WORK REQUIRED → Take every line where the string "设备购置费" appears and copy it.
[start DATA TO USE]
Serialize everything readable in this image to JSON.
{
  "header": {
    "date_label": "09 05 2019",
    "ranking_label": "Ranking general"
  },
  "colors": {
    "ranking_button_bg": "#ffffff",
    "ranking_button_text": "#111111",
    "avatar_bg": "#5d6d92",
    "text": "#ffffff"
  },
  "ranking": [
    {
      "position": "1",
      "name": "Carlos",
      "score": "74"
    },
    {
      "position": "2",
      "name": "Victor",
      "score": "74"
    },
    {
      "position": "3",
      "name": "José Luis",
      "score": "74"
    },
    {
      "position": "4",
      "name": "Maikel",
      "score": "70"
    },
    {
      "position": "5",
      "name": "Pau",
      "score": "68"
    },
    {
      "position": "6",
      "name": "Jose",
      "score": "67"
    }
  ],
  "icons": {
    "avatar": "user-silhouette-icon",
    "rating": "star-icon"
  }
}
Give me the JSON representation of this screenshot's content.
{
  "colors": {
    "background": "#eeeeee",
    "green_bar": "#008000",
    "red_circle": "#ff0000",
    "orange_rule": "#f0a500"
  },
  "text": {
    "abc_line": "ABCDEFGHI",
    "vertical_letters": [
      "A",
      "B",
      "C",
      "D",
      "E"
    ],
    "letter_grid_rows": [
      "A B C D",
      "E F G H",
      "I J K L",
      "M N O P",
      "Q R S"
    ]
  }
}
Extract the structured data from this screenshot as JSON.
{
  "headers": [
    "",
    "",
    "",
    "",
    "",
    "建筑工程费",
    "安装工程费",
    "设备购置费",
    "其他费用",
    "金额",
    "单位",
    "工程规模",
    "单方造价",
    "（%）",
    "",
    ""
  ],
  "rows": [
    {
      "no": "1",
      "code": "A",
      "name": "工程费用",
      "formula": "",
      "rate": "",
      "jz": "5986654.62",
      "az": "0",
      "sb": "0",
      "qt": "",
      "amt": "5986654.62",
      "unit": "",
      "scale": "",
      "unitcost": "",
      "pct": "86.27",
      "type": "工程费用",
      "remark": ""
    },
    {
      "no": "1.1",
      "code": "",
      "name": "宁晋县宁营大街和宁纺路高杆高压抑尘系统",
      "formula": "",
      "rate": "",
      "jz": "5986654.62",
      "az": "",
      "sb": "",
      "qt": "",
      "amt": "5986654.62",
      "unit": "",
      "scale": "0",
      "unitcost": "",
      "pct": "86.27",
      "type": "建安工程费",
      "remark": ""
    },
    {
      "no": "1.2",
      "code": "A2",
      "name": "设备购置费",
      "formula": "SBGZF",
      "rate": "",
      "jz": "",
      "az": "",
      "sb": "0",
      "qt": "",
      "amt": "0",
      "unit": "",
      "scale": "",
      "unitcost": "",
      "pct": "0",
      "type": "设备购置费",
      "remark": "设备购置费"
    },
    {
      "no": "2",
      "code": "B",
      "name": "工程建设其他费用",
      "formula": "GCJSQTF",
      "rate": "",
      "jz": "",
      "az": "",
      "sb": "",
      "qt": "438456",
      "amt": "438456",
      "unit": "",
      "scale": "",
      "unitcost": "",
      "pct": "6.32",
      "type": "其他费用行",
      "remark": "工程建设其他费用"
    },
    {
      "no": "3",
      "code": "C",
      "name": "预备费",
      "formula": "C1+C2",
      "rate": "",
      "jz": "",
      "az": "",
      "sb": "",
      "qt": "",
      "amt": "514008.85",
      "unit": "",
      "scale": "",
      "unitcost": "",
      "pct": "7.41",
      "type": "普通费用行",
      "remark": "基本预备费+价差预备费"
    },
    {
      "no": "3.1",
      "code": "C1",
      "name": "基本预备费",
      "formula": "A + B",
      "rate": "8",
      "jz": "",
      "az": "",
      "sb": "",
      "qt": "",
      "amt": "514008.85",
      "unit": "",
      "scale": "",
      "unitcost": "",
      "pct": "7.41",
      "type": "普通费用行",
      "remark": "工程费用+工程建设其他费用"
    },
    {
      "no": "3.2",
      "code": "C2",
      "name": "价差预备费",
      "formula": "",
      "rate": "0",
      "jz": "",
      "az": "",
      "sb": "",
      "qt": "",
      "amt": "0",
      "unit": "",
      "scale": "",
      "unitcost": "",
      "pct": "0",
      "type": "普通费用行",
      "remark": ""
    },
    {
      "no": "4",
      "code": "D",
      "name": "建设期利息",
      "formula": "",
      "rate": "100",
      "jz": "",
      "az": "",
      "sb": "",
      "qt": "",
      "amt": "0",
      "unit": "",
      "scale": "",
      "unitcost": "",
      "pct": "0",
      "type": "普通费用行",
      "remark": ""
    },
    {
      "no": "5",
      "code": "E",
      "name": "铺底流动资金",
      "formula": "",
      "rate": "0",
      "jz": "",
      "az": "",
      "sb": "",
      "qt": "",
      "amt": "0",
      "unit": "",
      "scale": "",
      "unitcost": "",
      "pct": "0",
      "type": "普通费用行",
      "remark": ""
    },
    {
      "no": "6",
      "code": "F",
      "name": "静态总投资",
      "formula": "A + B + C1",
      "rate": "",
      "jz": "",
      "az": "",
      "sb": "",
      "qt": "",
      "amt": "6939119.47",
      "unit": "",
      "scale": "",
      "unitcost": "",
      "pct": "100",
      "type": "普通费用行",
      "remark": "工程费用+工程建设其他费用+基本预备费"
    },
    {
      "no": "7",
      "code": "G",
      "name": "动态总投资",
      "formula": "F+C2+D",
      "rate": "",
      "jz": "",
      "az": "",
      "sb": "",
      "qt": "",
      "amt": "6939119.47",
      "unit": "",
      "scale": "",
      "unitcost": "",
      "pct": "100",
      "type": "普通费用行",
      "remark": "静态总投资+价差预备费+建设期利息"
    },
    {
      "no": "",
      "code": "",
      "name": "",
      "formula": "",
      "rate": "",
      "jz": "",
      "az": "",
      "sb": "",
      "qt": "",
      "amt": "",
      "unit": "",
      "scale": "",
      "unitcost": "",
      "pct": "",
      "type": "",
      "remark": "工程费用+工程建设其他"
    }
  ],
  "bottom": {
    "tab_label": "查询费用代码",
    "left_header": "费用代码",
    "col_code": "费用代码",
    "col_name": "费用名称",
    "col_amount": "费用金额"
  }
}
[end DATA TO USE]
RESPONSE BELOW →
    "设备购置费",
      "name": "设备购置费",
      "type": "设备购置费",
      "remark": "设备购置费"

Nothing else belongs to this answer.